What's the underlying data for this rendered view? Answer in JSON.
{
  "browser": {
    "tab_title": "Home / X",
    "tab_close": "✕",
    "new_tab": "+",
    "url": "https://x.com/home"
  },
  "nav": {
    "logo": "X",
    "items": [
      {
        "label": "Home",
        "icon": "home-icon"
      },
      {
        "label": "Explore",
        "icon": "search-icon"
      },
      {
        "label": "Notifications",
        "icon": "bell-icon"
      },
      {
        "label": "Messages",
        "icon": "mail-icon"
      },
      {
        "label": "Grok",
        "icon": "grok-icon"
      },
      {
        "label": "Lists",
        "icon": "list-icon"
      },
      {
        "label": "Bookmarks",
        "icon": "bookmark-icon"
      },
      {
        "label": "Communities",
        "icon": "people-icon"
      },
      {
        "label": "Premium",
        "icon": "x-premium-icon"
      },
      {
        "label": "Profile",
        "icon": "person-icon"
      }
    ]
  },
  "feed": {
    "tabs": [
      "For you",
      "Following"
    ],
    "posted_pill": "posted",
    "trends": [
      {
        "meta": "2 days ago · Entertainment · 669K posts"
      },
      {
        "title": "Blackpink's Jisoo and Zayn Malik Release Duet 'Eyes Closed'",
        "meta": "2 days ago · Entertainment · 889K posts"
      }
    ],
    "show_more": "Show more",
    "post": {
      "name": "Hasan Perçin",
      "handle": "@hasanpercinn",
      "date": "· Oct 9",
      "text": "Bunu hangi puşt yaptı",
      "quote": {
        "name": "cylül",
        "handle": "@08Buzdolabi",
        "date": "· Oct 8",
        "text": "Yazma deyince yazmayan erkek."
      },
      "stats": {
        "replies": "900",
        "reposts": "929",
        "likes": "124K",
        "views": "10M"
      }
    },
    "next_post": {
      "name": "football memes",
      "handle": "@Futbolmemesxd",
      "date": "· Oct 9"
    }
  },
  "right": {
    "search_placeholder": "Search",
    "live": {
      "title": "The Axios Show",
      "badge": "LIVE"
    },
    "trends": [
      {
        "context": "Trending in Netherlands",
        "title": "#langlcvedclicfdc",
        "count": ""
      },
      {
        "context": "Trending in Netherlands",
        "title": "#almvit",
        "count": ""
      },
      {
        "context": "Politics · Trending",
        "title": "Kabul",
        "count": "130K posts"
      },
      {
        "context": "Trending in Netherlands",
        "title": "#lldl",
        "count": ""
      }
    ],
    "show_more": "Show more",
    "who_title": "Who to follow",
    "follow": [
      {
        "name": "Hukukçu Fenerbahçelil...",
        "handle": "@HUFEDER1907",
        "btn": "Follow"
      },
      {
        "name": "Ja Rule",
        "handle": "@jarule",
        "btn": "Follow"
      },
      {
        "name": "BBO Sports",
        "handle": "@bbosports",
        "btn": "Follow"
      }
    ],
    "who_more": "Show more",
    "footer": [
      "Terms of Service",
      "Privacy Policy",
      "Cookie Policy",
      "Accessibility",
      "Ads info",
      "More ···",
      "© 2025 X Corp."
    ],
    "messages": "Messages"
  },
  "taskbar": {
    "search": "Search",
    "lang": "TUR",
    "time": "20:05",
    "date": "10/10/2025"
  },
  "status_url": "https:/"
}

───

DIRECTIONS:
The records above need to be transcribed in full. Keep every character unchanged.

TASK ANSWER:
What's the underlying data for this rendered view? Answer in JSON.
{
  "browser": {
    "tab_title": "Home / X",
    "tab_close": "✕",
    "new_tab": "+",
    "url": "https://x.com/home"
  },
  "nav": {
    "logo": "X",
    "items": [
      {
        "label": "Home",
        "icon": "home-icon"
      },
      {
        "label": "Explore",
        "icon": "search-icon"
      },
      {
        "label": "Notifications",
        "icon": "bell-icon"
      },
      {
        "label": "Messages",
        "icon": "mail-icon"
      },
      {
        "label": "Grok",
        "icon": "grok-icon"
      },
      {
        "label": "Lists",
        "icon": "list-icon"
      },
      {
        "label": "Bookmarks",
        "icon": "bookmark-icon"
      },
      {
        "label": "Communities",
        "icon": "people-icon"
      },
      {
        "label": "Premium",
        "icon": "x-premium-icon"
      },
      {
        "label": "Profile",
        "icon": "person-icon"
      }
    ]
  },
  "feed": {
    "tabs": [
      "For you",
      "Following"
    ],
    "posted_pill": "posted",
    "trends": [
      {
        "meta": "2 days ago · Entertainment · 669K posts"
      },
      {
        "title": "Blackpink's Jisoo and Zayn Malik Release Duet 'Eyes Closed'",
        "meta": "2 days ago · Entertainment · 889K posts"
      }
    ],
    "show_more": "Show more",
    "post": {
      "name": "Hasan Perçin",
      "handle": "@hasanpercinn",
      "date": "· Oct 9",
      "text": "Bunu hangi puşt yaptı",
      "quote": {
        "name": "cylül",
        "handle": "@08Buzdolabi",
        "date": "· Oct 8",
        "text": "Yazma deyince yazmayan erkek."
      },
      "stats": {
        "replies": "900",
        "reposts": "929",
        "likes": "124K",
        "views": "10M"
      }
    },
    "next_post": {
      "name": "football memes",
      "handle": "@Futbolmemesxd",
      "date": "· Oct 9"
    }
  },
  "right": {
    "search_placeholder": "Search",
    "live": {
      "title": "The Axios Show",
      "badge": "LIVE"
    },
    "trends": [
      {
        "context": "Trending in Netherlands",
        "title": "#langlcvedclicfdc",
        "count": ""
      },
      {
        "context": "Trending in Netherlands",
        "title": "#almvit",
        "count": ""
      },
      {
        "context": "Politics · Trending",
        "title": "Kabul",
        "count": "130K posts"
      },
      {
        "context": "Trending in Netherlands",
        "title": "#lldl",
        "count": ""
      }
    ],
    "show_more": "Show more",
    "who_title": "Who to follow",
    "follow": [
      {
        "name": "Hukukçu Fenerbahçelil...",
        "handle": "@HUFEDER1907",
        "btn": "Follow"
      },
      {
        "name": "Ja Rule",
        "handle": "@jarule",
        "btn": "Follow"
      },
      {
        "name": "BBO Sports",
        "handle": "@bbosports",
        "btn": "Follow"
      }
    ],
    "who_more": "Show more",
    "footer": [
      "Terms of Service",
      "Privacy Policy",
      "Cookie Policy",
      "Accessibility",
      "Ads info",
      "More ···",
      "© 2025 X Corp."
    ],
    "messages": "Messages"
  },
  "taskbar": {
    "search": "Search",
    "lang": "TUR",
    "time": "20:05",
    "date": "10/10/2025"
  },
  "status_url": "https:/"
}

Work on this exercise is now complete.